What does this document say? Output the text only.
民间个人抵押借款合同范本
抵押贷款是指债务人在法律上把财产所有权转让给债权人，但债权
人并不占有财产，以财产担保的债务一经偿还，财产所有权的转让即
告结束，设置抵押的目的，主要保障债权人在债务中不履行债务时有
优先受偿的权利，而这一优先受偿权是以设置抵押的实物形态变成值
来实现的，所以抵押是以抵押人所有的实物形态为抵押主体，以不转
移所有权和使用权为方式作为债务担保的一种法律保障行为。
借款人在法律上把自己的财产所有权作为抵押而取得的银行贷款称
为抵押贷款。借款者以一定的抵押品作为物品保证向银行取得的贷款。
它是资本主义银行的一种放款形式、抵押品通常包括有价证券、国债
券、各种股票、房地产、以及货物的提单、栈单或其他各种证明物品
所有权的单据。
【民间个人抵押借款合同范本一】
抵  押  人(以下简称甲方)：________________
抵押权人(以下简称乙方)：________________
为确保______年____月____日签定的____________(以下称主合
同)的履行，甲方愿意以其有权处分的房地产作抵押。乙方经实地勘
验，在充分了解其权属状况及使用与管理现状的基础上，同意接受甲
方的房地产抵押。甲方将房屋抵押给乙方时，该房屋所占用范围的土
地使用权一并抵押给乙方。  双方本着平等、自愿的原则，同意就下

_Exercise instructions_
Everything in the listing above should be restated exactly.

_Result_
What does this document say? Output the text only.
民间个人抵押借款合同范本
抵押贷款是指债务人在法律上把财产所有权转让给债权人，但债权
人并不占有财产，以财产担保的债务一经偿还，财产所有权的转让即
告结束，设置抵押的目的，主要保障债权人在债务中不履行债务时有
优先受偿的权利，而这一优先受偿权是以设置抵押的实物形态变成值
来实现的，所以抵押是以抵押人所有的实物形态为抵押主体，以不转
移所有权和使用权为方式作为债务担保的一种法律保障行为。
借款人在法律上把自己的财产所有权作为抵押而取得的银行贷款称
为抵押贷款。借款者以一定的抵押品作为物品保证向银行取得的贷款。
它是资本主义银行的一种放款形式、抵押品通常包括有价证券、国债
券、各种股票、房地产、以及货物的提单、栈单或其他各种证明物品
所有权的单据。
【民间个人抵押借款合同范本一】
抵  押  人(以下简称甲方)：________________
抵押权人(以下简称乙方)：________________
为确保______年____月____日签定的____________(以下称主合
同)的履行，甲方愿意以其有权处分的房地产作抵押。乙方经实地勘
验，在充分了解其权属状况及使用与管理现状的基础上，同意接受甲
方的房地产抵押。甲方将房屋抵押给乙方时，该房屋所占用范围的土
地使用权一并抵押给乙方。  双方本着平等、自愿的原则，同意就下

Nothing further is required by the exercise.